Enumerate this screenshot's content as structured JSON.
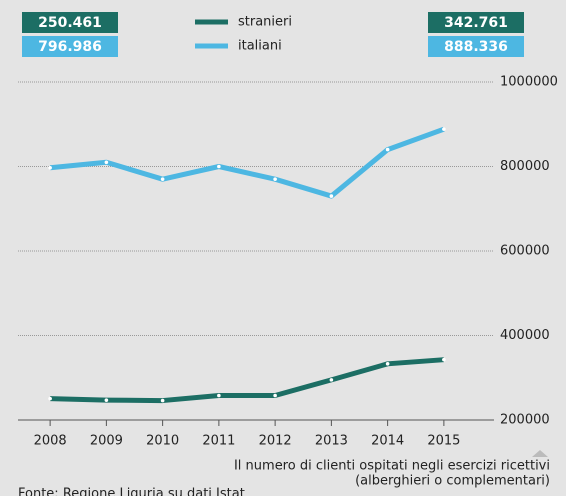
{
  "chart_data": {
    "type": "line",
    "categories": [
      "2008",
      "2009",
      "2010",
      "2011",
      "2012",
      "2013",
      "2014",
      "2015"
    ],
    "series": [
      {
        "name": "stranieri",
        "color": "#1c6e64",
        "values": [
          250461,
          247000,
          246000,
          258000,
          258000,
          295000,
          333000,
          342761
        ],
        "value_labels": [
          "250.461",
          null,
          null,
          null,
          null,
          null,
          null,
          "342.761"
        ]
      },
      {
        "name": "italiani",
        "color": "#4db7e2",
        "values": [
          796986,
          810000,
          770000,
          800000,
          770000,
          730000,
          840000,
          888336
        ],
        "value_labels": [
          "796.986",
          null,
          null,
          null,
          null,
          null,
          null,
          "888.336"
        ]
      }
    ],
    "ylim": [
      200000,
      1000000
    ],
    "yticks": [
      200000,
      400000,
      600000,
      800000,
      1000000
    ],
    "grid": true,
    "annotations": [
      "Il numero di clienti ospitati negli esercizi ricettivi",
      "(alberghieri o complementari)"
    ],
    "source": "Fonte: Regione Liguria su dati Istat"
  }
}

◇ ◇ ◇

The data above needs to be retyped exactly, with the images left out.

Enumerate this screenshot's content as structured JSON.
{
  "chart_data": {
    "type": "line",
    "categories": [
      "2008",
      "2009",
      "2010",
      "2011",
      "2012",
      "2013",
      "2014",
      "2015"
    ],
    "series": [
      {
        "name": "stranieri",
        "color": "#1c6e64",
        "values": [
          250461,
          247000,
          246000,
          258000,
          258000,
          295000,
          333000,
          342761
        ],
        "value_labels": [
          "250.461",
          null,
          null,
          null,
          null,
          null,
          null,
          "342.761"
        ]
      },
      {
        "name": "italiani",
        "color": "#4db7e2",
        "values": [
          796986,
          810000,
          770000,
          800000,
          770000,
          730000,
          840000,
          888336
        ],
        "value_labels": [
          "796.986",
          null,
          null,
          null,
          null,
          null,
          null,
          "888.336"
        ]
      }
    ],
    "ylim": [
      200000,
      1000000
    ],
    "yticks": [
      200000,
      400000,
      600000,
      800000,
      1000000
    ],
    "grid": true,
    "annotations": [
      "Il numero di clienti ospitati negli esercizi ricettivi",
      "(alberghieri o complementari)"
    ],
    "source": "Fonte: Regione Liguria su dati Istat"
  }
}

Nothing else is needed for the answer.